#### Records shown

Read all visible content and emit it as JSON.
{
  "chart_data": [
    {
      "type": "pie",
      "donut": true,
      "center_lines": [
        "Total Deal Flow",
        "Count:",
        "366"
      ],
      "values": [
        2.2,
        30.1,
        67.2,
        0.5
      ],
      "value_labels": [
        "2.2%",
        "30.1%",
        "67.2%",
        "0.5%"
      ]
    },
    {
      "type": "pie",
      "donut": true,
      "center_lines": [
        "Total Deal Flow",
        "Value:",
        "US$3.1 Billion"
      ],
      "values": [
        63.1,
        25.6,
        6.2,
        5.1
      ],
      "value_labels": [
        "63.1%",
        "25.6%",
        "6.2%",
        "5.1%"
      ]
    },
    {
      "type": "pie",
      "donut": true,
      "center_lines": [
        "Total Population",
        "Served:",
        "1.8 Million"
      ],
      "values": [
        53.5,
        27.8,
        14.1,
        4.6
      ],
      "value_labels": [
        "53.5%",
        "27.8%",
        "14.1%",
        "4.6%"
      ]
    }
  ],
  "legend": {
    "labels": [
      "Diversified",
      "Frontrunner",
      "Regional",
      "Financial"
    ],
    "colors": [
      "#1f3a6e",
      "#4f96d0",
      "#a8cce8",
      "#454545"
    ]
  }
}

########

▶ _Written exercise_: Return every line exactly.

▶ _Written reply_:
Read all visible content and emit it as JSON.
{
  "chart_data": [
    {
      "type": "pie",
      "donut": true,
      "center_lines": [
        "Total Deal Flow",
        "Count:",
        "366"
      ],
      "values": [
        2.2,
        30.1,
        67.2,
        0.5
      ],
      "value_labels": [
        "2.2%",
        "30.1%",
        "67.2%",
        "0.5%"
      ]
    },
    {
      "type": "pie",
      "donut": true,
      "center_lines": [
        "Total Deal Flow",
        "Value:",
        "US$3.1 Billion"
      ],
      "values": [
        63.1,
        25.6,
        6.2,
        5.1
      ],
      "value_labels": [
        "63.1%",
        "25.6%",
        "6.2%",
        "5.1%"
      ]
    },
    {
      "type": "pie",
      "donut": true,
      "center_lines": [
        "Total Population",
        "Served:",
        "1.8 Million"
      ],
      "values": [
        53.5,
        27.8,
        14.1,
        4.6
      ],
      "value_labels": [
        "53.5%",
        "27.8%",
        "14.1%",
        "4.6%"
      ]
    }
  ],
  "legend": {
    "labels": [
      "Diversified",
      "Frontrunner",
      "Regional",
      "Financial"
    ],
    "colors": [
      "#1f3a6e",
      "#4f96d0",
      "#a8cce8",
      "#454545"
    ]
  }
}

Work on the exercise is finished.